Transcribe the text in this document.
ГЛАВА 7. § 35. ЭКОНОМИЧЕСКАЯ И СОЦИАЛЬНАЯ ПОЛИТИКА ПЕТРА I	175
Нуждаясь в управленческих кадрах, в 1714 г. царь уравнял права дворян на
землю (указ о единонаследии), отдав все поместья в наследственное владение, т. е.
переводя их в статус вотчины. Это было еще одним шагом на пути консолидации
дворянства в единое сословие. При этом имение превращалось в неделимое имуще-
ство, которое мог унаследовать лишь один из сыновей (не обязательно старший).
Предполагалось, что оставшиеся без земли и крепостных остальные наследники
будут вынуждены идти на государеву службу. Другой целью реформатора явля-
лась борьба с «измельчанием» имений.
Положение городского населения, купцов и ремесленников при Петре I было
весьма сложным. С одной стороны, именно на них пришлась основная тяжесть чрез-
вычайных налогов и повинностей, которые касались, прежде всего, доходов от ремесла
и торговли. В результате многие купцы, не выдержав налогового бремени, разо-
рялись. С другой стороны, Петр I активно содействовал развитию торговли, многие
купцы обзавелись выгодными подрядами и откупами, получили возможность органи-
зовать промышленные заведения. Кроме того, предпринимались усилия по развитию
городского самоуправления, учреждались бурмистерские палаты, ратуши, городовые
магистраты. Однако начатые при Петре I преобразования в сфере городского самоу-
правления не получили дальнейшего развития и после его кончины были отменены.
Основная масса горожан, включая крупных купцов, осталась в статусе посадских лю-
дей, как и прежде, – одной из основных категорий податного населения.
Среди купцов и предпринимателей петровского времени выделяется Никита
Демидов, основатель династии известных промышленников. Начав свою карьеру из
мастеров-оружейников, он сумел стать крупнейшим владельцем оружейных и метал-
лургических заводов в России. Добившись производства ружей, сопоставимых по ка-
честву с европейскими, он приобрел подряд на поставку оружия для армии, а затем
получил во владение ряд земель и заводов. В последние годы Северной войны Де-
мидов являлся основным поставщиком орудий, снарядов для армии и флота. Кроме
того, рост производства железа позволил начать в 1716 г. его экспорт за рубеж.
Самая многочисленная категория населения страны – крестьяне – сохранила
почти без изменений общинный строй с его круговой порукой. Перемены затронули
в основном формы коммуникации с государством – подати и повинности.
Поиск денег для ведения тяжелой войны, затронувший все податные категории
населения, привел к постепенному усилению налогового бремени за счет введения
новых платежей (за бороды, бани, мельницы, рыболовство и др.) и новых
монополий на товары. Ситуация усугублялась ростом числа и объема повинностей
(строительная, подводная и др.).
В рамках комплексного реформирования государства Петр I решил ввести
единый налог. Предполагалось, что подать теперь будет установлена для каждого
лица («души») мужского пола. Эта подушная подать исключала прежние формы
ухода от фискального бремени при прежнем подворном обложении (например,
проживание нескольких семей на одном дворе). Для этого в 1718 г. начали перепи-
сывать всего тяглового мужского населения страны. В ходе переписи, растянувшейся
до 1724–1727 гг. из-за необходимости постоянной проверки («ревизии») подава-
==
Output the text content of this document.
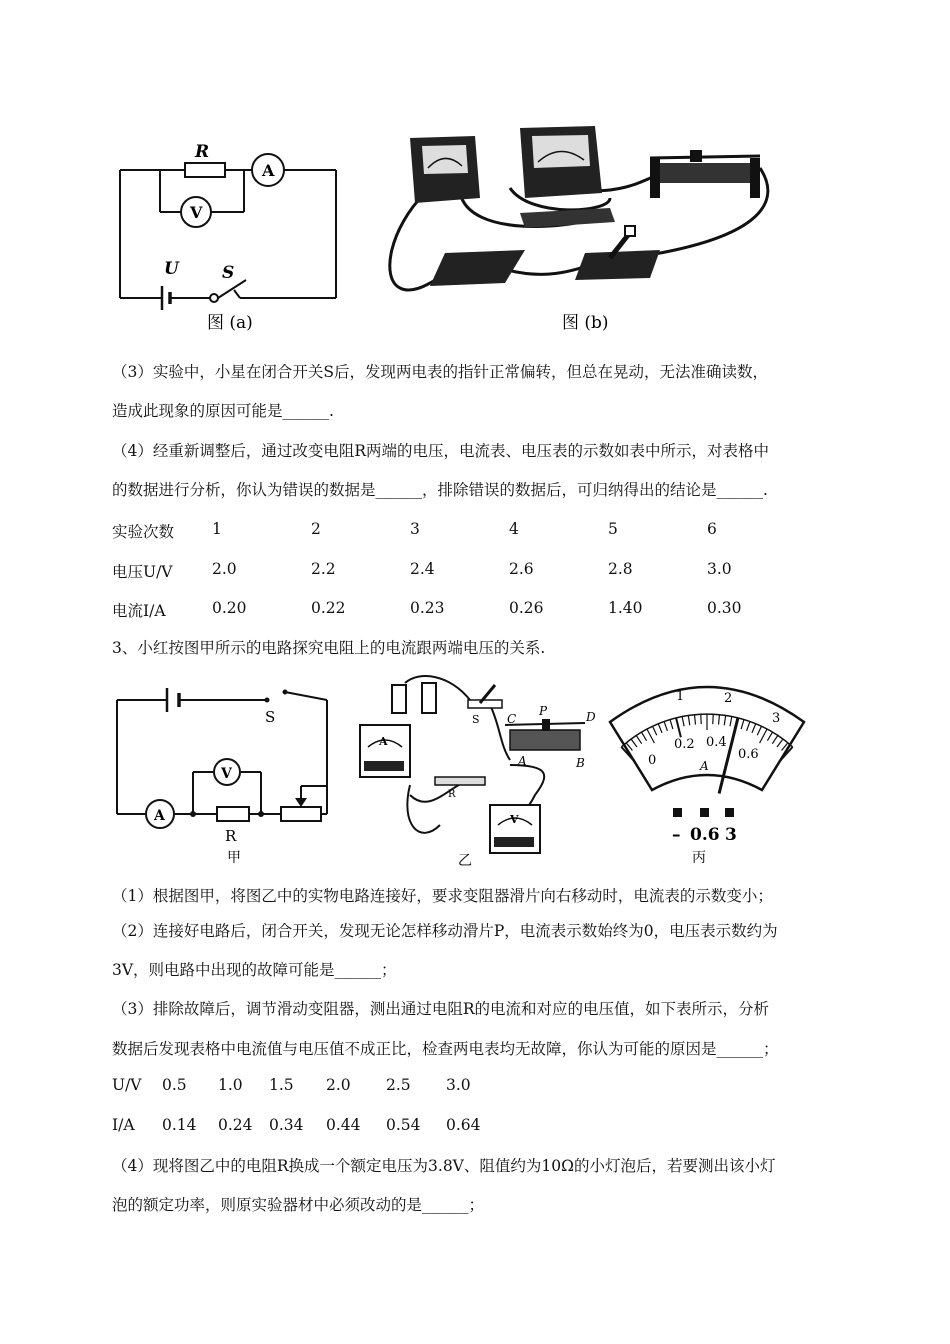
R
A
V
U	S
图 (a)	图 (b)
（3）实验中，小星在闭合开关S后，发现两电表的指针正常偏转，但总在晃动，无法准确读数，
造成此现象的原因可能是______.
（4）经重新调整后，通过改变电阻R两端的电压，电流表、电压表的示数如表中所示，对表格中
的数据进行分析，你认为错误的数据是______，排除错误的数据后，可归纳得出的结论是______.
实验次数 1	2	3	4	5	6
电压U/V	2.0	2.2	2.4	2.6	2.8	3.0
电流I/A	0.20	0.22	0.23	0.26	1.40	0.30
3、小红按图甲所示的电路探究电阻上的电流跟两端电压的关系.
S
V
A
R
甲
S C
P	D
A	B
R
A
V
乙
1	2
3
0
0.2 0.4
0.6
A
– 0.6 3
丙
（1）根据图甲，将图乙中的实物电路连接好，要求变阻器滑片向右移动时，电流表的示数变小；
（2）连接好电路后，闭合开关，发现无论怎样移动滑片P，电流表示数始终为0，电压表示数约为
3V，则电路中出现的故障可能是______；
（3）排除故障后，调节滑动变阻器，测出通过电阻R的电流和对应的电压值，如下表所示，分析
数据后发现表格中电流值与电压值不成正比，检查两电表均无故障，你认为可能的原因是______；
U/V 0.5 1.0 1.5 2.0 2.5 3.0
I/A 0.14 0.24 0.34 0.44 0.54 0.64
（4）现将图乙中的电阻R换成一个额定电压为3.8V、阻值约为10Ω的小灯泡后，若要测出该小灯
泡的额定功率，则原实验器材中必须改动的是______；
--
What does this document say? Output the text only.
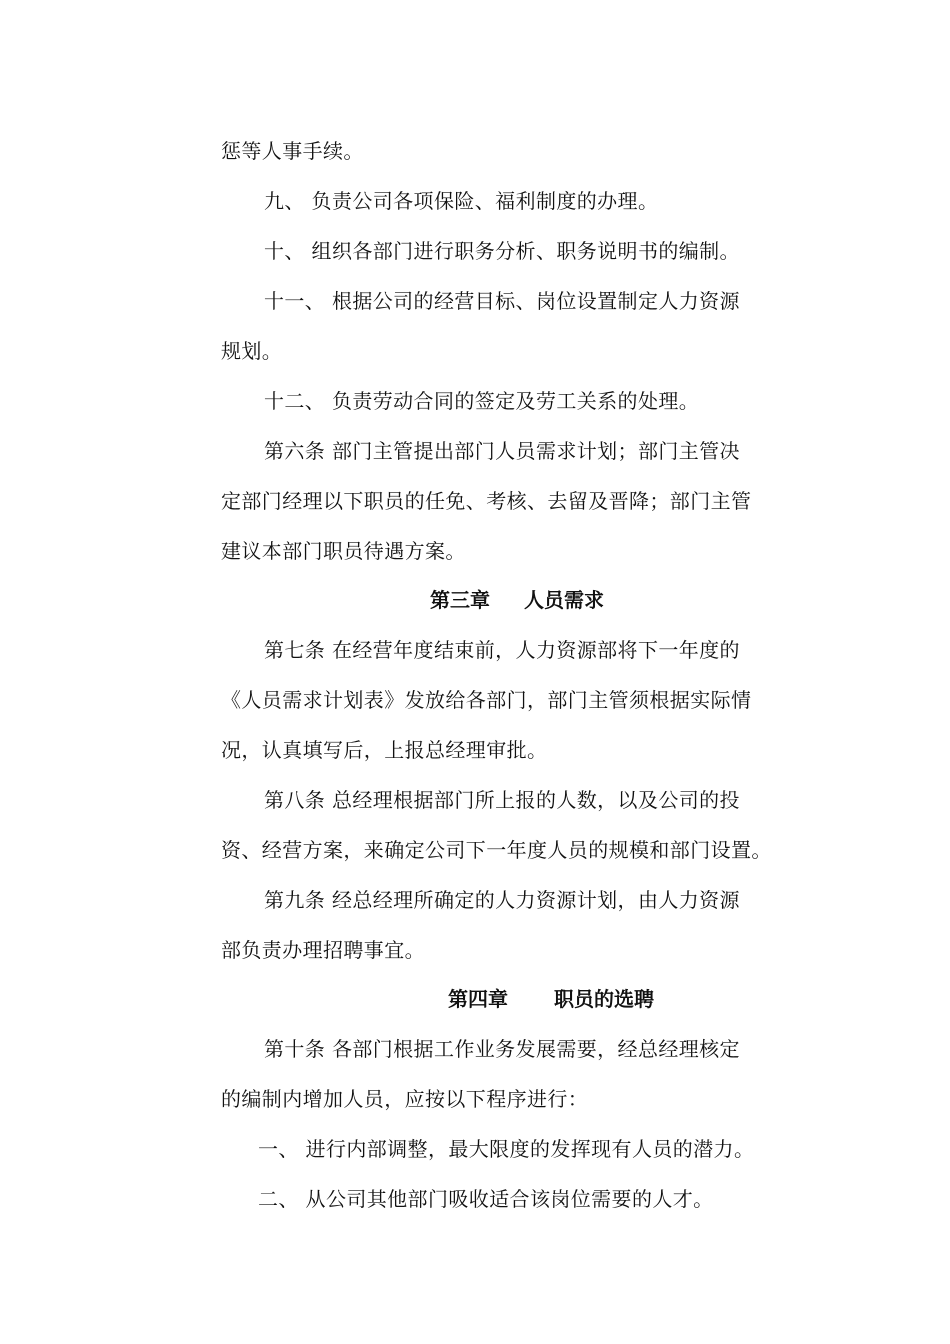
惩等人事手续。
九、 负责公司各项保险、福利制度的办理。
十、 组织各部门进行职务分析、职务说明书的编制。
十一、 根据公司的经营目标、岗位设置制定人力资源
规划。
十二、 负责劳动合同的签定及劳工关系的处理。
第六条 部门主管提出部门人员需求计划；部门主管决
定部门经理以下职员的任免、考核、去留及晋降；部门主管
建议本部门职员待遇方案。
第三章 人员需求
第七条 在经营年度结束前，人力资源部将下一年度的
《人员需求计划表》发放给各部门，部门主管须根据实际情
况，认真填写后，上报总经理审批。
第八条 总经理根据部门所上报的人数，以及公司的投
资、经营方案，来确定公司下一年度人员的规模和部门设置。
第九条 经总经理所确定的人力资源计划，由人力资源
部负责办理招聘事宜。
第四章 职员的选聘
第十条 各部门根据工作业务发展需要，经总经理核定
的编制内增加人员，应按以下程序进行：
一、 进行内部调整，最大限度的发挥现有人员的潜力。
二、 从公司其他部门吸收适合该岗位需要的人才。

> Your goal: In the entries above, find each line with the string "армии" and copy it.

> Task answer:
честву с европейскими, он приобрел подряд на поставку оружия для армии, а затем
мидов являлся основным поставщиком орудий, снарядов для армии и флота. Кроме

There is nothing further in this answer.